(YOUR INSTRUCTIONS): Display every line below that contains the string "kamu", treating uppercase and lowercase letters as distinct.

[Element placement data]
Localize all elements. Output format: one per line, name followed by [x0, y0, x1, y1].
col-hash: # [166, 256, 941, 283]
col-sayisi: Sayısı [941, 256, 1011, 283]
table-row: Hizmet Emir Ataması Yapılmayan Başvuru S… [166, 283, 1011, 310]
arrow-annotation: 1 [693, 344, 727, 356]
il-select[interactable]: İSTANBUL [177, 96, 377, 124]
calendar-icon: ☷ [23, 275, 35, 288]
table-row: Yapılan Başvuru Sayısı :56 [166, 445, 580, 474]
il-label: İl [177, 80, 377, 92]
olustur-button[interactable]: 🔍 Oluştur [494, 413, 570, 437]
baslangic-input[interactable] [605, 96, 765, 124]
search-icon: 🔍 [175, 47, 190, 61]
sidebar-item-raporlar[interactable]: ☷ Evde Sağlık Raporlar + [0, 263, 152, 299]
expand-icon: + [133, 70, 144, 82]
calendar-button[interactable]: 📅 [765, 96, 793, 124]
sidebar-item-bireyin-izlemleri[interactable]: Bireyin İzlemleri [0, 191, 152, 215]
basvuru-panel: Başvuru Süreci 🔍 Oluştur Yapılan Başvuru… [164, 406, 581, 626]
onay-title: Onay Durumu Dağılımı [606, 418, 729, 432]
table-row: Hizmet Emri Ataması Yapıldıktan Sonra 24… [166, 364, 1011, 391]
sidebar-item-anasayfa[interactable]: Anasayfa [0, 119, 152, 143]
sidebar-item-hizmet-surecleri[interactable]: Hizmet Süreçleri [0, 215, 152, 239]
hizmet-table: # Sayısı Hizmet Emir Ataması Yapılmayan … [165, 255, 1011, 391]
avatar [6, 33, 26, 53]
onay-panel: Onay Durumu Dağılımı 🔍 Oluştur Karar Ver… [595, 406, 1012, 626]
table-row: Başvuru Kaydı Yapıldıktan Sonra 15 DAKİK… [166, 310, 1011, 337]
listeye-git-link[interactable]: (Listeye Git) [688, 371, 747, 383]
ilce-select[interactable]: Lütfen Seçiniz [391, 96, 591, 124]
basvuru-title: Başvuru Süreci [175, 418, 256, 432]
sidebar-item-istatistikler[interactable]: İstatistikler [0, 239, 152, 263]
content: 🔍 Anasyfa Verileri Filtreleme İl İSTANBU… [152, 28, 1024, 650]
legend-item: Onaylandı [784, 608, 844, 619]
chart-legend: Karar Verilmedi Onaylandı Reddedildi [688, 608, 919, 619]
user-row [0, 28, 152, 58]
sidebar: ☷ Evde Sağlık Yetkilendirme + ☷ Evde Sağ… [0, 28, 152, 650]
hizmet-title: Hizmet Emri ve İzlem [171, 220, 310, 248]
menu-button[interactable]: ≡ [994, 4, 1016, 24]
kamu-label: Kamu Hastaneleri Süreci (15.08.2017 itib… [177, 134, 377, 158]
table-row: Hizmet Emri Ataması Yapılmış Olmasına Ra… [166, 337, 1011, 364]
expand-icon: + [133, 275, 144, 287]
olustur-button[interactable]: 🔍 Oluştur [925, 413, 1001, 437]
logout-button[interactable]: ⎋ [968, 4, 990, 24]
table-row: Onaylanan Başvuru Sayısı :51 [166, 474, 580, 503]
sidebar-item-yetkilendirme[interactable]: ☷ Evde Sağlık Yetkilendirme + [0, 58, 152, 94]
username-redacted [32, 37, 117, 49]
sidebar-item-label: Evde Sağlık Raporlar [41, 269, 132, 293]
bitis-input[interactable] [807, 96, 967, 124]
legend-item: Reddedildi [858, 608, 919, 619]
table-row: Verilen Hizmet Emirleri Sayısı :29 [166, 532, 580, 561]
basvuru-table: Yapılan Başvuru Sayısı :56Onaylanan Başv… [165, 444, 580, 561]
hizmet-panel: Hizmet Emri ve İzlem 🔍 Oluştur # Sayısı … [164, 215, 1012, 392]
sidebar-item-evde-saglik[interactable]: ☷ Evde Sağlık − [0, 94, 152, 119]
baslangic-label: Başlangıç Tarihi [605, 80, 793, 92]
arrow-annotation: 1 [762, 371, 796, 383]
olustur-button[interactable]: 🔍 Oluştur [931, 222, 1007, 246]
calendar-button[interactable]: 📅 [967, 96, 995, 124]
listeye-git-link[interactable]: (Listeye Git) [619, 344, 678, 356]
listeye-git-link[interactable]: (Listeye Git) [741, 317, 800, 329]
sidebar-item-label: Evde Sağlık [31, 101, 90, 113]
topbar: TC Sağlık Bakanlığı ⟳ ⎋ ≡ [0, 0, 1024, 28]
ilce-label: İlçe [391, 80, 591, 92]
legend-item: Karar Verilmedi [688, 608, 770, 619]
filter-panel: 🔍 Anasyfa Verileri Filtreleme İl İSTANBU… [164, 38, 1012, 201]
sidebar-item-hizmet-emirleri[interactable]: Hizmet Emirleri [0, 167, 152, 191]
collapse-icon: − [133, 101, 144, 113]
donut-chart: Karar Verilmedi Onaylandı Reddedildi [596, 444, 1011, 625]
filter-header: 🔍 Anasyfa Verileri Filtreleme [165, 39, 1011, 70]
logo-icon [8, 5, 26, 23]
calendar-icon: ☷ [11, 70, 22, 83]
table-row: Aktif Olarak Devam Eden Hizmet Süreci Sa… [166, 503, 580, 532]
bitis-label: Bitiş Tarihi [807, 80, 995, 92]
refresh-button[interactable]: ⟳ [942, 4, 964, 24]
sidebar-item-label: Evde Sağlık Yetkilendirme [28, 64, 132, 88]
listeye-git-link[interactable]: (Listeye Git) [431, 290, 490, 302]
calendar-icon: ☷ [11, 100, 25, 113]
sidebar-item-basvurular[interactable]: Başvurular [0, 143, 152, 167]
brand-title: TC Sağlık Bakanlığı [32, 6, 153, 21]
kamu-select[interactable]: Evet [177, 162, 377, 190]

(REPLY):
kamu-label: Kamu Hastaneleri Süreci (15.08.2017 itib… [177, 134, 377, 158]
kamu-select[interactable]: Evet [177, 162, 377, 190]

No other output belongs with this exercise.